Copy each line below that includes "ylabel".
_____
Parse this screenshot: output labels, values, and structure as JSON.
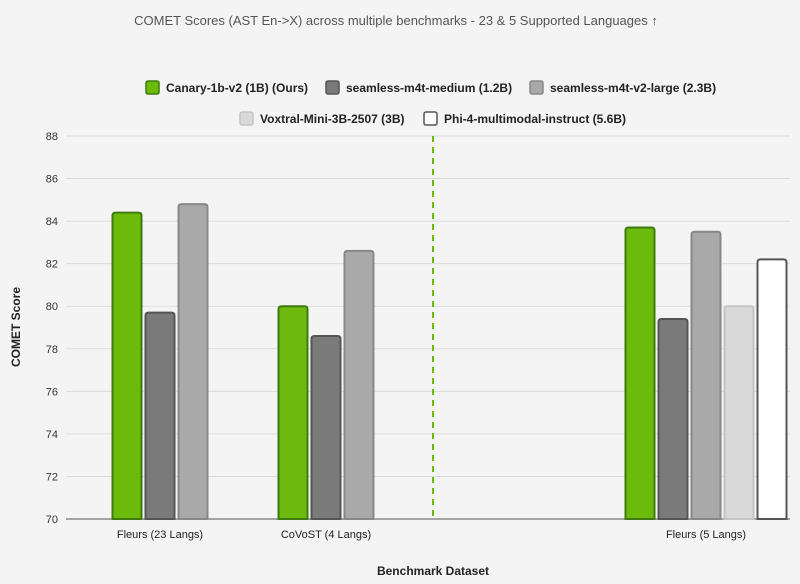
{
  "chart_data": {
    "type": "bar",
    "title": "COMET Scores (AST En->X) across multiple benchmarks - 23 & 5 Supported Languages ↑",
    "xlabel": "Benchmark Dataset",
    "ylabel": "COMET Score",
    "ylim": [
      70,
      88
    ],
    "yticks": [
      70,
      72,
      74,
      76,
      78,
      80,
      82,
      84,
      86,
      88
    ],
    "grid": true,
    "legend_position": "top",
    "categories": [
      "Fleurs (23 Langs)",
      "CoVoST (4 Langs)",
      "Fleurs (5 Langs)"
    ],
    "series": [
      {
        "name": "Canary-1b-v2 (1B) (Ours)",
        "color": "#6cbb0c",
        "edge": "#3d7a10",
        "values": [
          84.4,
          80.0,
          83.7
        ]
      },
      {
        "name": "seamless-m4t-medium (1.2B)",
        "color": "#7a7a7a",
        "edge": "#555555",
        "values": [
          79.7,
          78.6,
          79.4
        ]
      },
      {
        "name": "seamless-m4t-v2-large (2.3B)",
        "color": "#a9a9a9",
        "edge": "#888888",
        "values": [
          84.8,
          82.6,
          83.5
        ]
      },
      {
        "name": "Voxtral-Mini-3B-2507 (3B)",
        "color": "#d9d9d9",
        "edge": "#c4c4c4",
        "values": [
          null,
          null,
          80.0
        ]
      },
      {
        "name": "Phi-4-multimodal-instruct (5.6B)",
        "color": "#ffffff",
        "edge": "#555555",
        "values": [
          null,
          null,
          82.2
        ]
      }
    ],
    "divider": "between CoVoST (4 Langs) and Fleurs (5 Langs)"
  }
}
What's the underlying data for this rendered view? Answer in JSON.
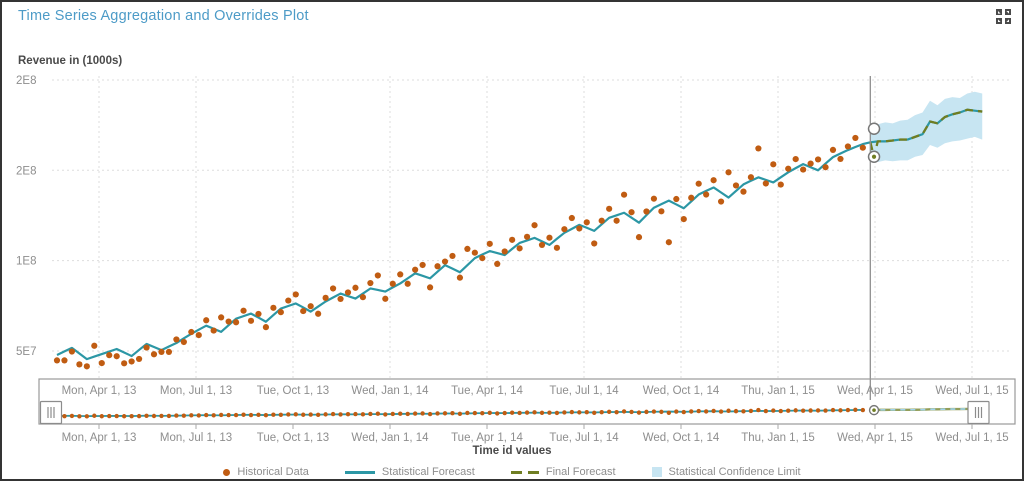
{
  "header": {
    "title": "Time Series Aggregation and Overrides Plot"
  },
  "colors": {
    "title_blue": "#4D9BC7",
    "orange": "#C05C12",
    "teal": "#2C97A5",
    "olive": "#6F7D22",
    "band": "#C7E5F2",
    "band_dash": "#9FD4EC",
    "grid": "#DDDDDD",
    "axis_text": "#8E8E8E",
    "dark_text": "#4A4A4A",
    "ref_line": "#8F8F8F",
    "box_border": "#999999",
    "handle_border": "#8C8C8C",
    "marker_ring": "#777777"
  },
  "chart_data": {
    "type": "line",
    "title": "Time Series Aggregation and Overrides Plot",
    "ylabel": "Revenue in (1000s)",
    "xlabel": "Time id values",
    "unit": "millions (values below are revenue in 1e6)",
    "grid": true,
    "legend_position": "bottom",
    "legend": [
      "Historical Data",
      "Statistical Forecast",
      "Final Forecast",
      "Statistical Confidence Limit"
    ],
    "y_ticks": [
      {
        "label": "2E8",
        "value": 200
      },
      {
        "label": "2E8",
        "value": 150
      },
      {
        "label": "1E8",
        "value": 100
      },
      {
        "label": "5E7",
        "value": 50
      }
    ],
    "x_ticks": [
      "Mon, Apr 1, 13",
      "Mon, Jul 1, 13",
      "Tue, Oct 1, 13",
      "Wed, Jan 1, 14",
      "Tue, Apr 1, 14",
      "Tue, Jul 1, 14",
      "Wed, Oct 1, 14",
      "Thu, Jan 1, 15",
      "Wed, Apr 1, 15",
      "Wed, Jul 1, 15"
    ],
    "forecast_start_tick": "Wed, Apr 1, 15",
    "series": {
      "historical": [
        44.8,
        44.8,
        49.7,
        42.6,
        41.5,
        52.9,
        43.3,
        47.7,
        47.1,
        43.2,
        44.2,
        45.6,
        51.9,
        48.2,
        49.5,
        49.5,
        56.4,
        55,
        60.5,
        58.8,
        67,
        61.3,
        68.6,
        66.3,
        65.9,
        72.3,
        66.7,
        70.5,
        63.2,
        73.9,
        71.5,
        77.9,
        81.3,
        72.1,
        74.8,
        70.6,
        79.4,
        84.6,
        78.8,
        82.4,
        85,
        79.8,
        87.6,
        91.8,
        78.9,
        87.2,
        92.4,
        87.2,
        95,
        97.6,
        85.2,
        96.9,
        99.5,
        102.6,
        90.6,
        106.5,
        104.4,
        101.4,
        109.3,
        98.2,
        105.1,
        111.5,
        106.8,
        113.2,
        119.6,
        108.7,
        112.7,
        107.1,
        117.4,
        123.6,
        117.8,
        121.2,
        109.5,
        122.1,
        128.7,
        122.1,
        136.5,
        126.8,
        113,
        127.2,
        134.3,
        127.3,
        110.2,
        134.1,
        123,
        134.8,
        142.6,
        136.6,
        144.5,
        132.7,
        148.9,
        141.6,
        138.2,
        146.2,
        162.1,
        142.7,
        153.3,
        142.1,
        150.9,
        156.2,
        150.4,
        153.7,
        156,
        151.7,
        161.3,
        156.3,
        163.2,
        167.9,
        162.5
      ],
      "statistical_fit": [
        47.8,
        49.8,
        51.7,
        48.6,
        45.5,
        46.9,
        48.3,
        49.7,
        51.1,
        49.2,
        47.2,
        50.6,
        53.9,
        52.2,
        50.5,
        52.5,
        54.4,
        57,
        59.5,
        61.8,
        64,
        62.3,
        60.6,
        64.3,
        67.9,
        69.3,
        70.7,
        68.5,
        66.2,
        69.9,
        73.5,
        74.9,
        76.3,
        74.1,
        71.8,
        74.6,
        77.4,
        79.6,
        81.8,
        80.4,
        79,
        81.8,
        84.6,
        83.8,
        82.9,
        85.2,
        87.4,
        90.2,
        93,
        91.6,
        90.2,
        93.9,
        97.5,
        95.6,
        93.6,
        97.5,
        101.4,
        103.4,
        105.3,
        104.2,
        103.1,
        106.5,
        109.8,
        111.2,
        112.6,
        110.7,
        108.7,
        112.1,
        115.4,
        117.6,
        119.8,
        118.2,
        116.5,
        120.1,
        123.7,
        125.1,
        126.5,
        123.8,
        121,
        125.2,
        129.3,
        131.3,
        133.2,
        131.1,
        129,
        132.8,
        136.6,
        138.6,
        140.5,
        137.7,
        134.9,
        138.6,
        142.2,
        144.2,
        146.1,
        144.7,
        143.3,
        146.1,
        148.9,
        151.2,
        153.4,
        151.7,
        150,
        153.7,
        157.3,
        159.3,
        161.2,
        162.9,
        164.5
      ],
      "statistical_forecast": [
        165.5,
        166,
        166,
        166.5,
        167,
        167,
        168.5,
        170,
        177,
        176,
        179.5,
        181,
        182,
        183.5,
        183,
        182.5
      ],
      "final_forecast": {
        "weeks": [
          109,
          109.5,
          110,
          111,
          112,
          113,
          114,
          115,
          116,
          117,
          118,
          119,
          120,
          121,
          122,
          123,
          124
        ],
        "values": [
          165.5,
          157.5,
          166,
          166,
          166.5,
          167,
          167,
          168.5,
          170,
          177,
          176,
          179.5,
          181,
          182,
          183.5,
          183,
          182.5
        ]
      },
      "confidence_upper": [
        174,
        175.5,
        176.5,
        176,
        177.5,
        178,
        180.5,
        182,
        188.5,
        186,
        189.5,
        190.5,
        190,
        192.5,
        193.5,
        192.5
      ],
      "confidence_lower": [
        156,
        154.5,
        155.5,
        155,
        155.5,
        155.5,
        157.5,
        158.5,
        164,
        162.5,
        165,
        166,
        166.5,
        167.5,
        168.5,
        167
      ]
    },
    "override_markers": {
      "original_value": 173,
      "override_value": 157.5
    }
  },
  "slider": {
    "x_ticks": [
      "Mon, Apr 1, 13",
      "Mon, Jul 1, 13",
      "Tue, Oct 1, 13",
      "Wed, Jan 1, 14",
      "Tue, Apr 1, 14",
      "Tue, Jul 1, 14",
      "Wed, Oct 1, 14",
      "Thu, Jan 1, 15",
      "Wed, Apr 1, 15",
      "Wed, Jul 1, 15"
    ]
  }
}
_____
◆ WORKED SOLUTION ◆
    "ylabel": "COMET Score",
    "ylabel": "Revenue in (1000s)",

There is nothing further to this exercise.